## Start Source data

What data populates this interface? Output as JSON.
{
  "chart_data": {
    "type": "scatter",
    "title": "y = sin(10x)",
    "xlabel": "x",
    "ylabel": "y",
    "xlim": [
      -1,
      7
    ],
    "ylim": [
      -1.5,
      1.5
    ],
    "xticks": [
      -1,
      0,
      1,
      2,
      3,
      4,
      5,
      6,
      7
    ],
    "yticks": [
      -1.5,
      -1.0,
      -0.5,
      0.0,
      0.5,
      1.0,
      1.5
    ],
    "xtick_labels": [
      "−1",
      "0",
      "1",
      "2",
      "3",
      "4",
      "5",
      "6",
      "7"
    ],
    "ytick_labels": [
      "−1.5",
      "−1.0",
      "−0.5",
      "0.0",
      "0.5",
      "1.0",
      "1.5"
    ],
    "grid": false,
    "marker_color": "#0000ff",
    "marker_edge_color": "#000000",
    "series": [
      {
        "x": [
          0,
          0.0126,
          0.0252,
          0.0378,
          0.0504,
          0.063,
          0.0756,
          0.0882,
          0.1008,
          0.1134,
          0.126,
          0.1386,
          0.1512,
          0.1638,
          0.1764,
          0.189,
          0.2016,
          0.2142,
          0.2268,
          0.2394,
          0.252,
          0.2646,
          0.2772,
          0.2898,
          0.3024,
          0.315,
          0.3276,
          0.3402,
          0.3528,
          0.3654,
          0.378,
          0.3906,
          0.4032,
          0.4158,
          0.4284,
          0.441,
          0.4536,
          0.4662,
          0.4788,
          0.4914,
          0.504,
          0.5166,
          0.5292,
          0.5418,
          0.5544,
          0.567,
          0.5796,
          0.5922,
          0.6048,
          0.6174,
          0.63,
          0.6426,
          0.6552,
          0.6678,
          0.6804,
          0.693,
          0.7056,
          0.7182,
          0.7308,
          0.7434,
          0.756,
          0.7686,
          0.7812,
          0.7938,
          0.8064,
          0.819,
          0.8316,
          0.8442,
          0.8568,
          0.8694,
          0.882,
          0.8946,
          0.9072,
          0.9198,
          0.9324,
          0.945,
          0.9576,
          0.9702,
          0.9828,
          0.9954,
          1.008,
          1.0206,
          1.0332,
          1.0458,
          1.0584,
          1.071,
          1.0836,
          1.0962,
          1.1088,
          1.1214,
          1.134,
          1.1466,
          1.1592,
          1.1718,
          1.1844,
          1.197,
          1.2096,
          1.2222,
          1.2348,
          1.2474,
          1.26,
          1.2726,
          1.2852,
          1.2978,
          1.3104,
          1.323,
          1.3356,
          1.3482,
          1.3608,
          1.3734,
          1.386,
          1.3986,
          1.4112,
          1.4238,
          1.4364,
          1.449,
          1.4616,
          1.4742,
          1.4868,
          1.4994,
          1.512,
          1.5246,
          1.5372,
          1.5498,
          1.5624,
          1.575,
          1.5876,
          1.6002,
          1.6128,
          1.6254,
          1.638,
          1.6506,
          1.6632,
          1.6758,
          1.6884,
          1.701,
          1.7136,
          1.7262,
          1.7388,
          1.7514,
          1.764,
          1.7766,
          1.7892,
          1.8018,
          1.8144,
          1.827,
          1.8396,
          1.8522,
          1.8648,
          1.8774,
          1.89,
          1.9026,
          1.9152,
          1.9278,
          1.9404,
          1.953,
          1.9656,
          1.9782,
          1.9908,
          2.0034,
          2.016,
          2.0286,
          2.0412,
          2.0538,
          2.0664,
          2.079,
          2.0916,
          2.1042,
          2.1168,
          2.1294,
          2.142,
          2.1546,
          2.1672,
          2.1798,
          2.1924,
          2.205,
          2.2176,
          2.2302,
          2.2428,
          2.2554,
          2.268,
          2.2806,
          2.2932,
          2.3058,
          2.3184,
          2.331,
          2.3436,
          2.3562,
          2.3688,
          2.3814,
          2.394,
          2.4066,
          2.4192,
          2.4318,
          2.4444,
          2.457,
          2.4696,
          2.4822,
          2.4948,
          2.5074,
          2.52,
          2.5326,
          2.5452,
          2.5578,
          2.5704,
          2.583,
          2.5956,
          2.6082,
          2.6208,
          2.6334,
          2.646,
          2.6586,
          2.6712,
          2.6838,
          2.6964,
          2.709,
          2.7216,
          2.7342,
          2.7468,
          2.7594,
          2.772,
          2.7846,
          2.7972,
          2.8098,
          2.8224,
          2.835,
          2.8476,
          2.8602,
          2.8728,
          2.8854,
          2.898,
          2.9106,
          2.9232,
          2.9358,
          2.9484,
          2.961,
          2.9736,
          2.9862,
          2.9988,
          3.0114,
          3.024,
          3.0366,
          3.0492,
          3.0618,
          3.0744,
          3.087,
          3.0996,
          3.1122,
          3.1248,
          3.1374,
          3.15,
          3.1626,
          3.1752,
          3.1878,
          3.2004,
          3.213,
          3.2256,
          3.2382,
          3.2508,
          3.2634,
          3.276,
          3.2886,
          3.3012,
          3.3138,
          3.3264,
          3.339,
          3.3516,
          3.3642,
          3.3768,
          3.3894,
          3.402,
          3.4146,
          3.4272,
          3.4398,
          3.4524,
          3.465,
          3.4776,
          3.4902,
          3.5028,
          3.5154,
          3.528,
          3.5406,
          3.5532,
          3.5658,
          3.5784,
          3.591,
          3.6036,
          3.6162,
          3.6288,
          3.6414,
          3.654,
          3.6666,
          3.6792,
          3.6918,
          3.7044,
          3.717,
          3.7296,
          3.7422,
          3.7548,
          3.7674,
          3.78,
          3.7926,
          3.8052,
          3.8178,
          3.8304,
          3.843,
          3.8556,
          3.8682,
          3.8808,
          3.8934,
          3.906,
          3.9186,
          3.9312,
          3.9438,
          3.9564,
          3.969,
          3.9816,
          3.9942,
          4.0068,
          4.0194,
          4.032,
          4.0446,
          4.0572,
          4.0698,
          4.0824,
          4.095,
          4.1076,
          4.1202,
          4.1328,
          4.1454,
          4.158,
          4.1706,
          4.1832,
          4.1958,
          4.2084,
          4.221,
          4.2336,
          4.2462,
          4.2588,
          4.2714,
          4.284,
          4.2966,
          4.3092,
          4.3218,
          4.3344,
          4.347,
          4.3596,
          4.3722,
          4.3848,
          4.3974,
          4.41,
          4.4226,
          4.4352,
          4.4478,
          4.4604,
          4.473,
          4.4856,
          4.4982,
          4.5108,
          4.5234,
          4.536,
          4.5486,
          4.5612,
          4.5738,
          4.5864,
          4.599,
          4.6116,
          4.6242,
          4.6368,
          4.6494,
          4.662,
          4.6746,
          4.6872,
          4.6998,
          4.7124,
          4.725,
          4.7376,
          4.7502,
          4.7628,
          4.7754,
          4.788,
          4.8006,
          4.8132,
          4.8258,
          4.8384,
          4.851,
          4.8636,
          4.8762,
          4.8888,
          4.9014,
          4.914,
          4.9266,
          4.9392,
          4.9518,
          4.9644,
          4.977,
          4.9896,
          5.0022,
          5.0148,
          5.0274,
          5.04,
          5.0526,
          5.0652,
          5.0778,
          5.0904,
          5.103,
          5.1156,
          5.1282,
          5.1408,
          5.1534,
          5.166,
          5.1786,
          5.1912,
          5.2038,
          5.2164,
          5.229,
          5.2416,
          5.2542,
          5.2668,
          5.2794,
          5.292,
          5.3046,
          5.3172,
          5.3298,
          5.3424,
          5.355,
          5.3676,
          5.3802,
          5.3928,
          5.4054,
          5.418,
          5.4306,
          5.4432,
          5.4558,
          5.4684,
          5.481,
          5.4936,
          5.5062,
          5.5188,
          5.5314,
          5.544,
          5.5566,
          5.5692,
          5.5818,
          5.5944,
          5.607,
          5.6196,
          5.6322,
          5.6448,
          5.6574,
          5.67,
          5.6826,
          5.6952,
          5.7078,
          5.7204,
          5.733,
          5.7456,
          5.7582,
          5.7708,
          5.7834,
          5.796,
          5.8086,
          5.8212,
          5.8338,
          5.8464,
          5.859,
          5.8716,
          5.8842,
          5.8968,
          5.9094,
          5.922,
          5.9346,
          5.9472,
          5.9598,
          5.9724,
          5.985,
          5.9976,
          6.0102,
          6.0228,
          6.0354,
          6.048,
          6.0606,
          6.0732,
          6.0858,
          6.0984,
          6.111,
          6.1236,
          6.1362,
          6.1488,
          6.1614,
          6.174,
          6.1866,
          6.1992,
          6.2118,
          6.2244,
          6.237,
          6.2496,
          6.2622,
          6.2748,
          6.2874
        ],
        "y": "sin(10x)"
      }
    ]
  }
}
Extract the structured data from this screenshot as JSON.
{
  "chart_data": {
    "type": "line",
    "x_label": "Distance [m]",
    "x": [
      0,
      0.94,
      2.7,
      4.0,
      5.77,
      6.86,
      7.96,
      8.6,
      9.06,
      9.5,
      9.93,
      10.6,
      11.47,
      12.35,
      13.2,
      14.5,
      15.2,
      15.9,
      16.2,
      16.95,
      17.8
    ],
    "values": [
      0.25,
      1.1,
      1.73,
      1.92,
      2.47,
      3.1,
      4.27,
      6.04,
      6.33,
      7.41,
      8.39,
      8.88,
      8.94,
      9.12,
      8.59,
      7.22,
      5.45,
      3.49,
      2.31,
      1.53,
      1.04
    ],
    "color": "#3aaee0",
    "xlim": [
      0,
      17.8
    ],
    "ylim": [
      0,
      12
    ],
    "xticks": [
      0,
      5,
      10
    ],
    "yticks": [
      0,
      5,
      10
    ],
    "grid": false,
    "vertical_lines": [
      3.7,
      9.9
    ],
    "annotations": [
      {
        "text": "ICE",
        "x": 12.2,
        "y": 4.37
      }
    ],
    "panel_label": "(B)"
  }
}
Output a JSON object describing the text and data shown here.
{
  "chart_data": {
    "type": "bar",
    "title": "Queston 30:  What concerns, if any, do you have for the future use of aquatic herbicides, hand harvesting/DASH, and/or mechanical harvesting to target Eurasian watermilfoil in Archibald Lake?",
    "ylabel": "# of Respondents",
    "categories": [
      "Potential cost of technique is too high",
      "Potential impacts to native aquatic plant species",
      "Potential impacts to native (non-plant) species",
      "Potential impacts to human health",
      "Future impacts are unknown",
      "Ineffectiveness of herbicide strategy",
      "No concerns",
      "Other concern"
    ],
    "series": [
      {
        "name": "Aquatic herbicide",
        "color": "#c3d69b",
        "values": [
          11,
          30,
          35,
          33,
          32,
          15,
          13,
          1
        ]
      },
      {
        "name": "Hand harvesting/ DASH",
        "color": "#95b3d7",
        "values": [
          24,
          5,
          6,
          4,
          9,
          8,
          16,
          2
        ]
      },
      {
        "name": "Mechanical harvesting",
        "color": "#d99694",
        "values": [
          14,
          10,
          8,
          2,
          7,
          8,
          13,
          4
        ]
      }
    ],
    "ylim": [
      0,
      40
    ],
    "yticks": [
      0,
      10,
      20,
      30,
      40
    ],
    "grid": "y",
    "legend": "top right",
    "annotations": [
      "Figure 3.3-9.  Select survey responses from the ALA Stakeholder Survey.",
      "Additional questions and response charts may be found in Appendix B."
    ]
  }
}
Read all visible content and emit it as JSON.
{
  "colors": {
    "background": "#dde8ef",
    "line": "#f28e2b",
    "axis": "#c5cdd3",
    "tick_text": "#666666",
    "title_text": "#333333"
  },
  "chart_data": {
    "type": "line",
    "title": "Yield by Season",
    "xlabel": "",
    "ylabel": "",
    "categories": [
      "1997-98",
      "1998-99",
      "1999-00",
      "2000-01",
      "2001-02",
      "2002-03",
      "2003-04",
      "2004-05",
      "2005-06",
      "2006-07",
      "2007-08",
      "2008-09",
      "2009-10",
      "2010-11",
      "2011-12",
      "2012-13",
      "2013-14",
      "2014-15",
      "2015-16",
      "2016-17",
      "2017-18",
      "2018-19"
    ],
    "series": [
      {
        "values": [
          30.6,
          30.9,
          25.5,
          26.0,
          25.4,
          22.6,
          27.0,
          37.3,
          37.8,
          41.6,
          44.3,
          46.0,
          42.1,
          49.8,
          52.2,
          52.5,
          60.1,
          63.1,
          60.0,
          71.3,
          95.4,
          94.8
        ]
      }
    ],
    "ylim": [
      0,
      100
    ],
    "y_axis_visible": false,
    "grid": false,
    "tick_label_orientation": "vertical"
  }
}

## End Source data

▸ What needs to be done
Transcribe, word for word, every line from the one containing "Read all visible content and emit it as JSON." through the final line of the entries, and nothing else.

▸ Result of the exercise
Read all visible content and emit it as JSON.
{
  "colors": {
    "background": "#dde8ef",
    "line": "#f28e2b",
    "axis": "#c5cdd3",
    "tick_text": "#666666",
    "title_text": "#333333"
  },
  "chart_data": {
    "type": "line",
    "title": "Yield by Season",
    "xlabel": "",
    "ylabel": "",
    "categories": [
      "1997-98",
      "1998-99",
      "1999-00",
      "2000-01",
      "2001-02",
      "2002-03",
      "2003-04",
      "2004-05",
      "2005-06",
      "2006-07",
      "2007-08",
      "2008-09",
      "2009-10",
      "2010-11",
      "2011-12",
      "2012-13",
      "2013-14",
      "2014-15",
      "2015-16",
      "2016-17",
      "2017-18",
      "2018-19"
    ],
    "series": [
      {
        "values": [
          30.6,
          30.9,
          25.5,
          26.0,
          25.4,
          22.6,
          27.0,
          37.3,
          37.8,
          41.6,
          44.3,
          46.0,
          42.1,
          49.8,
          52.2,
          52.5,
          60.1,
          63.1,
          60.0,
          71.3,
          95.4,
          94.8
        ]
      }
    ],
    "ylim": [
      0,
      100
    ],
    "y_axis_visible": false,
    "grid": false,
    "tick_label_orientation": "vertical"
  }
}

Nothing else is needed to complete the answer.